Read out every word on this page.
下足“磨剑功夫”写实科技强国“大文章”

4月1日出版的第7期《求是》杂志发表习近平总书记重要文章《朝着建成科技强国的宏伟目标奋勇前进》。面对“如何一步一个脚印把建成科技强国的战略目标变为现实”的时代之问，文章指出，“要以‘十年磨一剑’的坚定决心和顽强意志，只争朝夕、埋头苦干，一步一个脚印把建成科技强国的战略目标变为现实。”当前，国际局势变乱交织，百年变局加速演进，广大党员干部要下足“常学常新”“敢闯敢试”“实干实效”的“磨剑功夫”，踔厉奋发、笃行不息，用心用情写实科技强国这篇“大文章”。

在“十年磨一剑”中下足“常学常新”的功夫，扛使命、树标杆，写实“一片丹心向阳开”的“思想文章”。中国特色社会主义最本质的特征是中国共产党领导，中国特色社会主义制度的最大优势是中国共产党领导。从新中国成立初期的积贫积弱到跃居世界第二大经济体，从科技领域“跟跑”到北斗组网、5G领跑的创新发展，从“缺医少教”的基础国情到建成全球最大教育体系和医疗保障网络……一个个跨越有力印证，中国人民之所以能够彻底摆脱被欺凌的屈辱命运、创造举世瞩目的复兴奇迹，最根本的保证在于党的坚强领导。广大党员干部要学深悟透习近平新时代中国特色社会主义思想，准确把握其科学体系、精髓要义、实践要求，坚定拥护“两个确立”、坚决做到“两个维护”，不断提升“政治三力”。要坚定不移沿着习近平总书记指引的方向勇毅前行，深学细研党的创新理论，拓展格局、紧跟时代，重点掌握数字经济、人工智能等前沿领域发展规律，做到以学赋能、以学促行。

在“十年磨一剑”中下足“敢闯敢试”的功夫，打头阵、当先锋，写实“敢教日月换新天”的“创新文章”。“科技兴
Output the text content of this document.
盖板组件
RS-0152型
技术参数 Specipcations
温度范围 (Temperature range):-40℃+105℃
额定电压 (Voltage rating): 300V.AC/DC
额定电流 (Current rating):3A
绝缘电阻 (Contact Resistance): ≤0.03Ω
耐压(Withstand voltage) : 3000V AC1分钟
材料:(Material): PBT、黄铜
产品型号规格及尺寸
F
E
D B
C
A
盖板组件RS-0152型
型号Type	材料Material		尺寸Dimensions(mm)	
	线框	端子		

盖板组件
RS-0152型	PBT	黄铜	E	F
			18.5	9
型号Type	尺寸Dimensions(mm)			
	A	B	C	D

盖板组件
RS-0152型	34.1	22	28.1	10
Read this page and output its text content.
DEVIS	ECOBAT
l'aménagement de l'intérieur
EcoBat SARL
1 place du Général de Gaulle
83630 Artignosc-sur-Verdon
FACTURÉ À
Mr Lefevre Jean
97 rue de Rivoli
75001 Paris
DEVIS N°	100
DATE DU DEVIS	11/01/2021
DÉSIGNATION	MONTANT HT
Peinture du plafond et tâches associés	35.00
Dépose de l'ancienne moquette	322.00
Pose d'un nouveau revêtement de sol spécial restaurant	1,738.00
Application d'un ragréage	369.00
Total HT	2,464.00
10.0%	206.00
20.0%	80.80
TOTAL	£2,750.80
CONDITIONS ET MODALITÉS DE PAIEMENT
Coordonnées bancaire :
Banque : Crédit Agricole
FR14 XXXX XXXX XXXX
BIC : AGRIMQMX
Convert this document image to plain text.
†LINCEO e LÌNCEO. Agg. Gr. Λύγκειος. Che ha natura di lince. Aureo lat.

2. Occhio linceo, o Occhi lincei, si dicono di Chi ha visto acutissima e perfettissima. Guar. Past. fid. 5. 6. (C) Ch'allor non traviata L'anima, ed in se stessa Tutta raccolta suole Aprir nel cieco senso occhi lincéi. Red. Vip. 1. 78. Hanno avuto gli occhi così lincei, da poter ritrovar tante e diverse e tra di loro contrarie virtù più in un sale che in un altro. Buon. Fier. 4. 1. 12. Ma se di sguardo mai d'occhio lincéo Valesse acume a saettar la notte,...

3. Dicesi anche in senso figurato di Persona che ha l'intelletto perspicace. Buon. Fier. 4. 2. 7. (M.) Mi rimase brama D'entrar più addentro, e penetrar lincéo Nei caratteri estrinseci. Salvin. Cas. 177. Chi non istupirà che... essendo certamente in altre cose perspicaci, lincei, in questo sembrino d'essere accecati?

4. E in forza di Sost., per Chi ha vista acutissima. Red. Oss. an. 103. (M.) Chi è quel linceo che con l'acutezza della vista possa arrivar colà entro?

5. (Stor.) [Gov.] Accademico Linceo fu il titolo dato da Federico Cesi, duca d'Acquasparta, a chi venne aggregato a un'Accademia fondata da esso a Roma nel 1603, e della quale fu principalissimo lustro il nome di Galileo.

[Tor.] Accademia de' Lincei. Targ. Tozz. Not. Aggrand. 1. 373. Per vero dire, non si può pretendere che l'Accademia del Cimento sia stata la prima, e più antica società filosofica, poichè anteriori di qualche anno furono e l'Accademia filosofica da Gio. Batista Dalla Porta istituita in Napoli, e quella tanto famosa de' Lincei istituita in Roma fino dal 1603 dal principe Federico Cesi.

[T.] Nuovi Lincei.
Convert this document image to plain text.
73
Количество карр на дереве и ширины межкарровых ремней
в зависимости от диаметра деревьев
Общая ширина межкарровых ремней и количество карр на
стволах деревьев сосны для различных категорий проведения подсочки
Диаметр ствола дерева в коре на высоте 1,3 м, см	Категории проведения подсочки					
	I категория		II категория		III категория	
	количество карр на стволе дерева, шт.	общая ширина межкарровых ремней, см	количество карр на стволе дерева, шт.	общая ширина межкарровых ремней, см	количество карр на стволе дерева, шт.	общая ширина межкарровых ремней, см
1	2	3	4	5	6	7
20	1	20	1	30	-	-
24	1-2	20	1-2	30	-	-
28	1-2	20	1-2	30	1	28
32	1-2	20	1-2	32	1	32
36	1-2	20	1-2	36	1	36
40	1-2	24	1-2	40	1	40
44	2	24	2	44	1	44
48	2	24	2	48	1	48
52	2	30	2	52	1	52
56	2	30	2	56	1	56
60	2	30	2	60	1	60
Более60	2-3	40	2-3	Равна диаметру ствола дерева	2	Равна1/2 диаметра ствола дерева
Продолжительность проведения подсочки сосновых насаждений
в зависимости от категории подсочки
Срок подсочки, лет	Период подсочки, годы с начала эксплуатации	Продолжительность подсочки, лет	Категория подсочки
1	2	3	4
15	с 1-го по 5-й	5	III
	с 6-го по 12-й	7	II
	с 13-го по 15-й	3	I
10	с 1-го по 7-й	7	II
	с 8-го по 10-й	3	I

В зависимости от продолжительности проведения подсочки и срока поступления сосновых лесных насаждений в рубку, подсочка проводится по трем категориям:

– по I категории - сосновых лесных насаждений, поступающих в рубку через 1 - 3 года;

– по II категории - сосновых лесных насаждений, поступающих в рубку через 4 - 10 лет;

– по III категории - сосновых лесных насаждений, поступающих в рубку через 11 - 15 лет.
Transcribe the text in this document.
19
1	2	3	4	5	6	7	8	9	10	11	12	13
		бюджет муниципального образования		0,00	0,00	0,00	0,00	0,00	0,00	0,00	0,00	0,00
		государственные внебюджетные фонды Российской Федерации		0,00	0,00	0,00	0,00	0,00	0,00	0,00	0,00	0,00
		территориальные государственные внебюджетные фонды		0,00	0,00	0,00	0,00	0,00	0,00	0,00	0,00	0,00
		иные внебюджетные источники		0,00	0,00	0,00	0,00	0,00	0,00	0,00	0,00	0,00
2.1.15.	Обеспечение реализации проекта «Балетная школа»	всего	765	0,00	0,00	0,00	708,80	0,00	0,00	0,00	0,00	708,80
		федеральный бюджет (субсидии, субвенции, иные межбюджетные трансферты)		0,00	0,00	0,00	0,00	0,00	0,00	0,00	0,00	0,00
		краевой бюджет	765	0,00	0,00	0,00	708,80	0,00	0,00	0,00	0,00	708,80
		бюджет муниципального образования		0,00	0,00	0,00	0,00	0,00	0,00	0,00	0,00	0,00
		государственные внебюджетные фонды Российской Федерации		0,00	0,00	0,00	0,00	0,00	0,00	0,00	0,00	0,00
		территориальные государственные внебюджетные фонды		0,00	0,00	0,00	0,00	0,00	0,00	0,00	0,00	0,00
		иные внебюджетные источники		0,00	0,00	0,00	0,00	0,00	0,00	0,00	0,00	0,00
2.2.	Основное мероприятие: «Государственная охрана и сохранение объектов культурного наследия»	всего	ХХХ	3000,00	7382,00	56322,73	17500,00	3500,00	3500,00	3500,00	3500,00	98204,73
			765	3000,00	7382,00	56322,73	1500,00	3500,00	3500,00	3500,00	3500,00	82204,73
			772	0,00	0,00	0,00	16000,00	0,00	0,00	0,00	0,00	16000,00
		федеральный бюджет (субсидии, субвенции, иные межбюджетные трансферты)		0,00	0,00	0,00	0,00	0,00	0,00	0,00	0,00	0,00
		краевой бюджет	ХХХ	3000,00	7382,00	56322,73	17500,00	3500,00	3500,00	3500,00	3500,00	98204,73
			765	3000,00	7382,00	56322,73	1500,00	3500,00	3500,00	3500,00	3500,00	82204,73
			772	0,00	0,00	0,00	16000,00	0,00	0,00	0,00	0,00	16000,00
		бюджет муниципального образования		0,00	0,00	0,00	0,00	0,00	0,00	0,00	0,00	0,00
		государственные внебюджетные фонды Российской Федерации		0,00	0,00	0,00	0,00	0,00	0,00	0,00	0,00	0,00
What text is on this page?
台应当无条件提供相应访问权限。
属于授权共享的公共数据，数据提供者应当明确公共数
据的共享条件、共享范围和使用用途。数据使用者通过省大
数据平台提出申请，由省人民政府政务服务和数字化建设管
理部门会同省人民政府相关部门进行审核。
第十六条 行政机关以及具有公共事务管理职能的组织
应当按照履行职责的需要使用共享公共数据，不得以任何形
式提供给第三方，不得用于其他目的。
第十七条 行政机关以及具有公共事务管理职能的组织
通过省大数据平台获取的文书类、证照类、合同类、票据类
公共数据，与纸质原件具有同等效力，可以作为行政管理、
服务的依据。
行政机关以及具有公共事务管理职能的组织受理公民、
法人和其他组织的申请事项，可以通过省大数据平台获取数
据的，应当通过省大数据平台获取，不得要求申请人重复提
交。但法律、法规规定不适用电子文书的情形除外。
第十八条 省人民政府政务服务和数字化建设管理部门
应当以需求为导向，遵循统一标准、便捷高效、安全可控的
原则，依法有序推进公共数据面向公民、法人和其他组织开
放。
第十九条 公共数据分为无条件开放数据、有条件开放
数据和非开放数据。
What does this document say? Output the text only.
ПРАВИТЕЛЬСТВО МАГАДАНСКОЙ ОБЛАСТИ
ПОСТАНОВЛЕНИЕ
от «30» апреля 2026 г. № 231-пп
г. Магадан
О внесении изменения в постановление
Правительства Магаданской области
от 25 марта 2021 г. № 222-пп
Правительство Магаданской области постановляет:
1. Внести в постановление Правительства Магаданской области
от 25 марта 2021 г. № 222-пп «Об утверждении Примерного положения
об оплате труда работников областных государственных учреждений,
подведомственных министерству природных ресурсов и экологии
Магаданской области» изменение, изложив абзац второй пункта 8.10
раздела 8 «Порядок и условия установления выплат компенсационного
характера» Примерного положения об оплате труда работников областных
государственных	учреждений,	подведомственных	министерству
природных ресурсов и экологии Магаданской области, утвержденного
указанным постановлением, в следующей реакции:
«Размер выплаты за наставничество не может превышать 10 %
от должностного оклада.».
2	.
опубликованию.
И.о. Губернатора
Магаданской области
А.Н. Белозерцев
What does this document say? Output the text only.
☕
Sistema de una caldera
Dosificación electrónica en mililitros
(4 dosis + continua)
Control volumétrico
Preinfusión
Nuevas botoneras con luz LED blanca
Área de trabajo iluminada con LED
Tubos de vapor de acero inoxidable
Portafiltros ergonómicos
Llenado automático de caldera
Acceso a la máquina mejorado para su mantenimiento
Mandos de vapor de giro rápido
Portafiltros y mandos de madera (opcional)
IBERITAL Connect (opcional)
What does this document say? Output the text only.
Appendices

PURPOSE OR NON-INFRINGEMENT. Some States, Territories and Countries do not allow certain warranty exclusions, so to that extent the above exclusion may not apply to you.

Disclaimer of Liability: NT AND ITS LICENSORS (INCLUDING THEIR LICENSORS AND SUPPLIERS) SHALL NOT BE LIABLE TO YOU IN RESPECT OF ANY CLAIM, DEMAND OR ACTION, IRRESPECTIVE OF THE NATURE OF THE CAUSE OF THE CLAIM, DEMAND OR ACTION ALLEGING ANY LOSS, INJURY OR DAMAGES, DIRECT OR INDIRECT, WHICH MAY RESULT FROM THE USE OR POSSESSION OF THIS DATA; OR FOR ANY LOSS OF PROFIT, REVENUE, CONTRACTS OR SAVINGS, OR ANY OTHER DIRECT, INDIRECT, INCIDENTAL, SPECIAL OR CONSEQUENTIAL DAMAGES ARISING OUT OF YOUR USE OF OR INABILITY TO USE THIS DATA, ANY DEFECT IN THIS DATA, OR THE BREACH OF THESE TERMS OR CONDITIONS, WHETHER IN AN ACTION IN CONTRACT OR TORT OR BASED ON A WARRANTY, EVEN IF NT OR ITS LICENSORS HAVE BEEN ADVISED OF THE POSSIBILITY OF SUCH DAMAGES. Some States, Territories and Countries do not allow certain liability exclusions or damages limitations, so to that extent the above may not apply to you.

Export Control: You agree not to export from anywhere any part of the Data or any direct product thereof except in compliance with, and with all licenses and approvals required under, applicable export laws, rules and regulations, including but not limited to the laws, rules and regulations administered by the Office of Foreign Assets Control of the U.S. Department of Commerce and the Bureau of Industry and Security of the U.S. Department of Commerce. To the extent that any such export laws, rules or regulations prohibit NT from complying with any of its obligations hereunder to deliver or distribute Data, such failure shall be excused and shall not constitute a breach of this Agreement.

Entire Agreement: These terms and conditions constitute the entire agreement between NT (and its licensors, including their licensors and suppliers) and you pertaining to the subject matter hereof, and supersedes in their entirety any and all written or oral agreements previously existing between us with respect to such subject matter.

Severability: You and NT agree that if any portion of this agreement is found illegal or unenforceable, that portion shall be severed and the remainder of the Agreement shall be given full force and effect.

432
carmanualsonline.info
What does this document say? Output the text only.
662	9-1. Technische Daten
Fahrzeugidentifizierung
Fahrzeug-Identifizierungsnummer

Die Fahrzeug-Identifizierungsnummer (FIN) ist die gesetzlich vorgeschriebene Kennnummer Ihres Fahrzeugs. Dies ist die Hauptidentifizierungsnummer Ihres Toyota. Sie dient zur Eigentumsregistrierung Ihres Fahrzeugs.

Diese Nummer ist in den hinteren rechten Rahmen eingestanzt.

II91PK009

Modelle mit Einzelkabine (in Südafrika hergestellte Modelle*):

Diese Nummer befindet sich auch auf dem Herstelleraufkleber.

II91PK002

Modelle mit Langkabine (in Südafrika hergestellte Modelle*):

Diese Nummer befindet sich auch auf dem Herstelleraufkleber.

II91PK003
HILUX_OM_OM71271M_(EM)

····················

**Directive**
Search the data for "Modelle". Copy every line that has it.

**Exercise response**
Modelle mit Einzelkabine (in Südafrika hergestellte Modelle*):
Modelle mit Langkabine (in Südafrika hergestellte Modelle*):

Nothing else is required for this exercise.